**GIVEN DATA**
————
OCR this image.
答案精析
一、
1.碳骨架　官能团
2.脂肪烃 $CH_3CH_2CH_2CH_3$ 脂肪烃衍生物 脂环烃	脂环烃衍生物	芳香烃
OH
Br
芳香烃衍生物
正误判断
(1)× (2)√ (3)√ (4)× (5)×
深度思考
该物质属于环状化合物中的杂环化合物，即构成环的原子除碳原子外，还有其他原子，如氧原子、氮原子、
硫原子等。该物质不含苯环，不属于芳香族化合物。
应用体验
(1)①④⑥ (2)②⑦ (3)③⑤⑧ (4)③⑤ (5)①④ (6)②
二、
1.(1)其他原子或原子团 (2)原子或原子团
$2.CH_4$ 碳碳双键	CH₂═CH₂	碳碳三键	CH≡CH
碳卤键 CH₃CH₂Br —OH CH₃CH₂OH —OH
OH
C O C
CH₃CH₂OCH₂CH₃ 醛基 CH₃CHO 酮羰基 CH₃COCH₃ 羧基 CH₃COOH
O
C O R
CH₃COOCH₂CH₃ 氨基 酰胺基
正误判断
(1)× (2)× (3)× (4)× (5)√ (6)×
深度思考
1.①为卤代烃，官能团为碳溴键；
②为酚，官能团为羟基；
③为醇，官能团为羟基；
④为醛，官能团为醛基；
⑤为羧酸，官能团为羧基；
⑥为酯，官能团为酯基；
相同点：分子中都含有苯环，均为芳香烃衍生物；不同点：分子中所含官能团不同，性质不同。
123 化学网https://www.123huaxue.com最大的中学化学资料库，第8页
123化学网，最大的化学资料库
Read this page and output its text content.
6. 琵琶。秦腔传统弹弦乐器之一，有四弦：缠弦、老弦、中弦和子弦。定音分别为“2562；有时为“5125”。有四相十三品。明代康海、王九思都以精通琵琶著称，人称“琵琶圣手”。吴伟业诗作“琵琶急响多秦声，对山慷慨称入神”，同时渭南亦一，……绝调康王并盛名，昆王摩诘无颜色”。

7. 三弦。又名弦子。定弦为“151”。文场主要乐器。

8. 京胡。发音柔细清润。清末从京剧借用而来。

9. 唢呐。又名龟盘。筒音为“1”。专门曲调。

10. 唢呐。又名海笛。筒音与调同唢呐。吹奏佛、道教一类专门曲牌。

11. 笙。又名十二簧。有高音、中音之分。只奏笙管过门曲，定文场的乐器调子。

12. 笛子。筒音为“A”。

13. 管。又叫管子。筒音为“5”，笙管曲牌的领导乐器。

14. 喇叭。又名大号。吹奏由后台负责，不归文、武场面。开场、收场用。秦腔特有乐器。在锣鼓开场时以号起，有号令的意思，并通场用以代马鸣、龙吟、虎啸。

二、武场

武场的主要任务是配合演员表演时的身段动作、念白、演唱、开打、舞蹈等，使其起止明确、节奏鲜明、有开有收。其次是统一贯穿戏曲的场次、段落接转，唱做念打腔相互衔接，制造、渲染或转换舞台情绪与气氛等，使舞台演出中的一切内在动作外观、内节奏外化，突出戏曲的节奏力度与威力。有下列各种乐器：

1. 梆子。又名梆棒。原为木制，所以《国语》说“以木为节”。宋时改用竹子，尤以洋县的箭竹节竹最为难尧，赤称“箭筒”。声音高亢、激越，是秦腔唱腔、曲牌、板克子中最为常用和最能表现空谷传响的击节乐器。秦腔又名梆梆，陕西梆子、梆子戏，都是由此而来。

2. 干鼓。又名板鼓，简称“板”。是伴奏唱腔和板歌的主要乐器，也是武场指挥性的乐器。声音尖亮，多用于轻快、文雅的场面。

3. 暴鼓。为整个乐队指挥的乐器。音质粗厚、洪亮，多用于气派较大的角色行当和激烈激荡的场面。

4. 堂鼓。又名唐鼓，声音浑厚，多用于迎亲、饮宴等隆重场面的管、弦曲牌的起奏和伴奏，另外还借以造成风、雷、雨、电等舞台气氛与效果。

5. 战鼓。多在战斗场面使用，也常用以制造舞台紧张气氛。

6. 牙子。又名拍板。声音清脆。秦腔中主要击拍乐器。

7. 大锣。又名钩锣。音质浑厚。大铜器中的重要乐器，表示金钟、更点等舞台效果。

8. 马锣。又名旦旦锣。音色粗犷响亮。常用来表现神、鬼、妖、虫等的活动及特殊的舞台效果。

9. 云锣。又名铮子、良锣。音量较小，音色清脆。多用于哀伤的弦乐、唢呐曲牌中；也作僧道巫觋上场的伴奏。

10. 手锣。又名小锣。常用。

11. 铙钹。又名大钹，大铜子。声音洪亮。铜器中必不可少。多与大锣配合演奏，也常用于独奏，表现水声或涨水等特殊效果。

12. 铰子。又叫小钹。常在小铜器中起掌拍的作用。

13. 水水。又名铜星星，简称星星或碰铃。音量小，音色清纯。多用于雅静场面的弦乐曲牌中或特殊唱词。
————
**THE PROBLEM**
Copy out all of the records above with nothing altered.

**CORRECT RESULT**
OCR this image.
答案精析
一、
1.碳骨架　官能团
2.脂肪烃 $CH_3CH_2CH_2CH_3$ 脂肪烃衍生物 脂环烃	脂环烃衍生物	芳香烃
OH
Br
芳香烃衍生物
正误判断
(1)× (2)√ (3)√ (4)× (5)×
深度思考
该物质属于环状化合物中的杂环化合物，即构成环的原子除碳原子外，还有其他原子，如氧原子、氮原子、
硫原子等。该物质不含苯环，不属于芳香族化合物。
应用体验
(1)①④⑥ (2)②⑦ (3)③⑤⑧ (4)③⑤ (5)①④ (6)②
二、
1.(1)其他原子或原子团 (2)原子或原子团
$2.CH_4$ 碳碳双键	CH₂═CH₂	碳碳三键	CH≡CH
碳卤键 CH₃CH₂Br —OH CH₃CH₂OH —OH
OH
C O C
CH₃CH₂OCH₂CH₃ 醛基 CH₃CHO 酮羰基 CH₃COCH₃ 羧基 CH₃COOH
O
C O R
CH₃COOCH₂CH₃ 氨基 酰胺基
正误判断
(1)× (2)× (3)× (4)× (5)√ (6)×
深度思考
1.①为卤代烃，官能团为碳溴键；
②为酚，官能团为羟基；
③为醇，官能团为羟基；
④为醛，官能团为醛基；
⑤为羧酸，官能团为羧基；
⑥为酯，官能团为酯基；
相同点：分子中都含有苯环，均为芳香烃衍生物；不同点：分子中所含官能团不同，性质不同。
123 化学网https://www.123huaxue.com最大的中学化学资料库，第8页
123化学网，最大的化学资料库
Read this page and output its text content.
6. 琵琶。秦腔传统弹弦乐器之一，有四弦：缠弦、老弦、中弦和子弦。定音分别为“2562；有时为“5125”。有四相十三品。明代康海、王九思都以精通琵琶著称，人称“琵琶圣手”。吴伟业诗作“琵琶急响多秦声，对山慷慨称入神”，同时渭南亦一，……绝调康王并盛名，昆王摩诘无颜色”。

7. 三弦。又名弦子。定弦为“151”。文场主要乐器。

8. 京胡。发音柔细清润。清末从京剧借用而来。

9. 唢呐。又名龟盘。筒音为“1”。专门曲调。

10. 唢呐。又名海笛。筒音与调同唢呐。吹奏佛、道教一类专门曲牌。

11. 笙。又名十二簧。有高音、中音之分。只奏笙管过门曲，定文场的乐器调子。

12. 笛子。筒音为“A”。

13. 管。又叫管子。筒音为“5”，笙管曲牌的领导乐器。

14. 喇叭。又名大号。吹奏由后台负责，不归文、武场面。开场、收场用。秦腔特有乐器。在锣鼓开场时以号起，有号令的意思，并通场用以代马鸣、龙吟、虎啸。

二、武场

武场的主要任务是配合演员表演时的身段动作、念白、演唱、开打、舞蹈等，使其起止明确、节奏鲜明、有开有收。其次是统一贯穿戏曲的场次、段落接转，唱做念打腔相互衔接，制造、渲染或转换舞台情绪与气氛等，使舞台演出中的一切内在动作外观、内节奏外化，突出戏曲的节奏力度与威力。有下列各种乐器：

1. 梆子。又名梆棒。原为木制，所以《国语》说“以木为节”。宋时改用竹子，尤以洋县的箭竹节竹最为难尧，赤称“箭筒”。声音高亢、激越，是秦腔唱腔、曲牌、板克子中最为常用和最能表现空谷传响的击节乐器。秦腔又名梆梆，陕西梆子、梆子戏，都是由此而来。

2. 干鼓。又名板鼓，简称“板”。是伴奏唱腔和板歌的主要乐器，也是武场指挥性的乐器。声音尖亮，多用于轻快、文雅的场面。

3. 暴鼓。为整个乐队指挥的乐器。音质粗厚、洪亮，多用于气派较大的角色行当和激烈激荡的场面。

4. 堂鼓。又名唐鼓，声音浑厚，多用于迎亲、饮宴等隆重场面的管、弦曲牌的起奏和伴奏，另外还借以造成风、雷、雨、电等舞台气氛与效果。

5. 战鼓。多在战斗场面使用，也常用以制造舞台紧张气氛。

6. 牙子。又名拍板。声音清脆。秦腔中主要击拍乐器。

7. 大锣。又名钩锣。音质浑厚。大铜器中的重要乐器，表示金钟、更点等舞台效果。

8. 马锣。又名旦旦锣。音色粗犷响亮。常用来表现神、鬼、妖、虫等的活动及特殊的舞台效果。

9. 云锣。又名铮子、良锣。音量较小，音色清脆。多用于哀伤的弦乐、唢呐曲牌中；也作僧道巫觋上场的伴奏。

10. 手锣。又名小锣。常用。

11. 铙钹。又名大钹，大铜子。声音洪亮。铜器中必不可少。多与大锣配合演奏，也常用于独奏，表现水声或涨水等特殊效果。

12. 铰子。又叫小钹。常在小铜器中起掌拍的作用。

13. 水水。又名铜星星，简称星星或碰铃。音量小，音色清纯。多用于雅静场面的弦乐曲牌中或特殊唱词。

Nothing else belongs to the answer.